* start Information shown *

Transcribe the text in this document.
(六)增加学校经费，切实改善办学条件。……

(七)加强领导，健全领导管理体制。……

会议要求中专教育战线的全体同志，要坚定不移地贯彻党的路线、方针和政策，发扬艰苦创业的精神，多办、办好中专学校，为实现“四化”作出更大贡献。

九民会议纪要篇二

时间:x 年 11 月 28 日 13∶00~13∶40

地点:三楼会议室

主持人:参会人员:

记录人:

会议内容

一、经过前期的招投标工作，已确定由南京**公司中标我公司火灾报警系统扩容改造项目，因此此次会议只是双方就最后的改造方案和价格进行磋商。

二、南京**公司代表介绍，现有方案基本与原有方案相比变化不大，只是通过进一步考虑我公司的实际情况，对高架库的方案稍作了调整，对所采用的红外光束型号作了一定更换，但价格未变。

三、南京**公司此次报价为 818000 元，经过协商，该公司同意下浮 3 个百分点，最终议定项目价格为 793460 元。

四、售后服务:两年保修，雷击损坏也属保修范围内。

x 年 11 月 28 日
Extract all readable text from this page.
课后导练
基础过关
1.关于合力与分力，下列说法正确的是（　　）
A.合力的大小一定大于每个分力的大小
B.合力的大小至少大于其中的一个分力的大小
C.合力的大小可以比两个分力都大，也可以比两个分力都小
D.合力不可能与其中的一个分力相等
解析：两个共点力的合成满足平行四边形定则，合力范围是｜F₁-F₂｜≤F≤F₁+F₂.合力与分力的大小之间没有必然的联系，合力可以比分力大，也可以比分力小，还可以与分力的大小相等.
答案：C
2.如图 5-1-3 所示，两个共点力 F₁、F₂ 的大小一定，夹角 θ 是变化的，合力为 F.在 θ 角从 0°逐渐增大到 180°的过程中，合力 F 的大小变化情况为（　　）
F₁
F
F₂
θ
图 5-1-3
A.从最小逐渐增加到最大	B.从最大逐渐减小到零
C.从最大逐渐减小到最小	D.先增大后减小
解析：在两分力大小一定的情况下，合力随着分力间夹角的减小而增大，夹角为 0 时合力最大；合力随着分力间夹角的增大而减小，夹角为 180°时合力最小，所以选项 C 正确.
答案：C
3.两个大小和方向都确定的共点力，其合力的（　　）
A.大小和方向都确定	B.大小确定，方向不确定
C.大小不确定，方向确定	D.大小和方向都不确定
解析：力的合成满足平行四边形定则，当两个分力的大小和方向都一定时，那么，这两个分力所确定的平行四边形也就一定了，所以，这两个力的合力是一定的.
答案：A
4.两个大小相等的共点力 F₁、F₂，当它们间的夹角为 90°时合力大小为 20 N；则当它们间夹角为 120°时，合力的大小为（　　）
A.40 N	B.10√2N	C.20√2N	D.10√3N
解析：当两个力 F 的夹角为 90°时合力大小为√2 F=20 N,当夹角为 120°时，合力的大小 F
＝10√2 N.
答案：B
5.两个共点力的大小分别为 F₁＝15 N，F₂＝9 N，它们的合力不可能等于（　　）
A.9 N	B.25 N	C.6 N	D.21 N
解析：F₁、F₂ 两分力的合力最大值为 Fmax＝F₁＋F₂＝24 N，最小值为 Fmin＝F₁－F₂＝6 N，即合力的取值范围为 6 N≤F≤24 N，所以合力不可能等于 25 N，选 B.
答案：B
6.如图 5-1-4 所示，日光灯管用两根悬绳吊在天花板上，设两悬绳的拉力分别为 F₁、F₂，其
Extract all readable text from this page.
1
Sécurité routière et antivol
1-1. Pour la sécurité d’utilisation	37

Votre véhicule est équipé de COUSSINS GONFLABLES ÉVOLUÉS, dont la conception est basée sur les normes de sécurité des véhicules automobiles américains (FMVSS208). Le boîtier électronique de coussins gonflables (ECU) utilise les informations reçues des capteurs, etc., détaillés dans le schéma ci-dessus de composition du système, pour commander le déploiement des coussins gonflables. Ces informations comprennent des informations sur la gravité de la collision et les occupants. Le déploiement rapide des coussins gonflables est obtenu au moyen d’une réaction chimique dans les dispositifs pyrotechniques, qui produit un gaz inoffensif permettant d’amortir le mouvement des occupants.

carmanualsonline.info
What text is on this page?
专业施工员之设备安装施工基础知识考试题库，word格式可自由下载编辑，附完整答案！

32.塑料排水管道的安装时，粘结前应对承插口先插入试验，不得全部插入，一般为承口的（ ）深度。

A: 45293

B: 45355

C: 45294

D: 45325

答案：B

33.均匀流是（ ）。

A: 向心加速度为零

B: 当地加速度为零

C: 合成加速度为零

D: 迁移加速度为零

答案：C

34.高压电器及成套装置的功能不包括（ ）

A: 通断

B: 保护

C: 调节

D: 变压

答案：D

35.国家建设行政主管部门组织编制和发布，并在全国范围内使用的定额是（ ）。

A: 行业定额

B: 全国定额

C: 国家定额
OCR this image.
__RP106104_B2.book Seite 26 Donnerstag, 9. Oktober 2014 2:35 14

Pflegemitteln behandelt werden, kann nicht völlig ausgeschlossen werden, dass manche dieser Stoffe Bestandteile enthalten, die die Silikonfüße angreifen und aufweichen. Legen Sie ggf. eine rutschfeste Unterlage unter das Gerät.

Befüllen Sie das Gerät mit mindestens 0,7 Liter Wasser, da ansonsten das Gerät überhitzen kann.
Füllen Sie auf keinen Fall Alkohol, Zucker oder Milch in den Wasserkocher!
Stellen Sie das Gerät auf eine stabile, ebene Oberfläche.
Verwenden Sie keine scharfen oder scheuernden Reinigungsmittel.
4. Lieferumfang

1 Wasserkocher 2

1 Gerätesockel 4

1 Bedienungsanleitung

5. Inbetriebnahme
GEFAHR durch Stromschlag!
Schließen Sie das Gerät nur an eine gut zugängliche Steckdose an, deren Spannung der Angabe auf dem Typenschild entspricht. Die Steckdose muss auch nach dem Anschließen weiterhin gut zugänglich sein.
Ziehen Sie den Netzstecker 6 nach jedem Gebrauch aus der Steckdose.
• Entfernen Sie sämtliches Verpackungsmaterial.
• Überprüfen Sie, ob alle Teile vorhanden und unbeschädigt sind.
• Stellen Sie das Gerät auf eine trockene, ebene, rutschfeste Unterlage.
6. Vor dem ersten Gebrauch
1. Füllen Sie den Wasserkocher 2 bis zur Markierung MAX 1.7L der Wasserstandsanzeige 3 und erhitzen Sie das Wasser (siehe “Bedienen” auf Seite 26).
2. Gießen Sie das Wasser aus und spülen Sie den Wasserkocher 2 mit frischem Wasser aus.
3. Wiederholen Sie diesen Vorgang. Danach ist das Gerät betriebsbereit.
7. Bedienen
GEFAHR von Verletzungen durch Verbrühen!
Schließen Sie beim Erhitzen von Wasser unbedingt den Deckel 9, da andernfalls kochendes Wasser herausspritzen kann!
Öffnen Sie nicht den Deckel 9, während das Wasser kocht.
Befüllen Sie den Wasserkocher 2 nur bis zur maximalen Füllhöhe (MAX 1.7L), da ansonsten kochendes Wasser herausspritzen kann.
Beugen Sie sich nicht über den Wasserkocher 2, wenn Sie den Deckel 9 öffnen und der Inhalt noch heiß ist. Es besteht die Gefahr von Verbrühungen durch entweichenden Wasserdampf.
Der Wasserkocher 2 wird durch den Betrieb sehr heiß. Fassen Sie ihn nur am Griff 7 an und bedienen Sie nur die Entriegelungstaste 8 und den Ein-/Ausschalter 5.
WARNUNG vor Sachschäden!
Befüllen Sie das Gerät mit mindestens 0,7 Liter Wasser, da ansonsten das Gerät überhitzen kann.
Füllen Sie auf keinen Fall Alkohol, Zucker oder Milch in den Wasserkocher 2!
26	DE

* end Information shown *

**Instructions for the task**
Give the number of lines that hold the word "text" in these records, with nothing added.

**Task solution**
4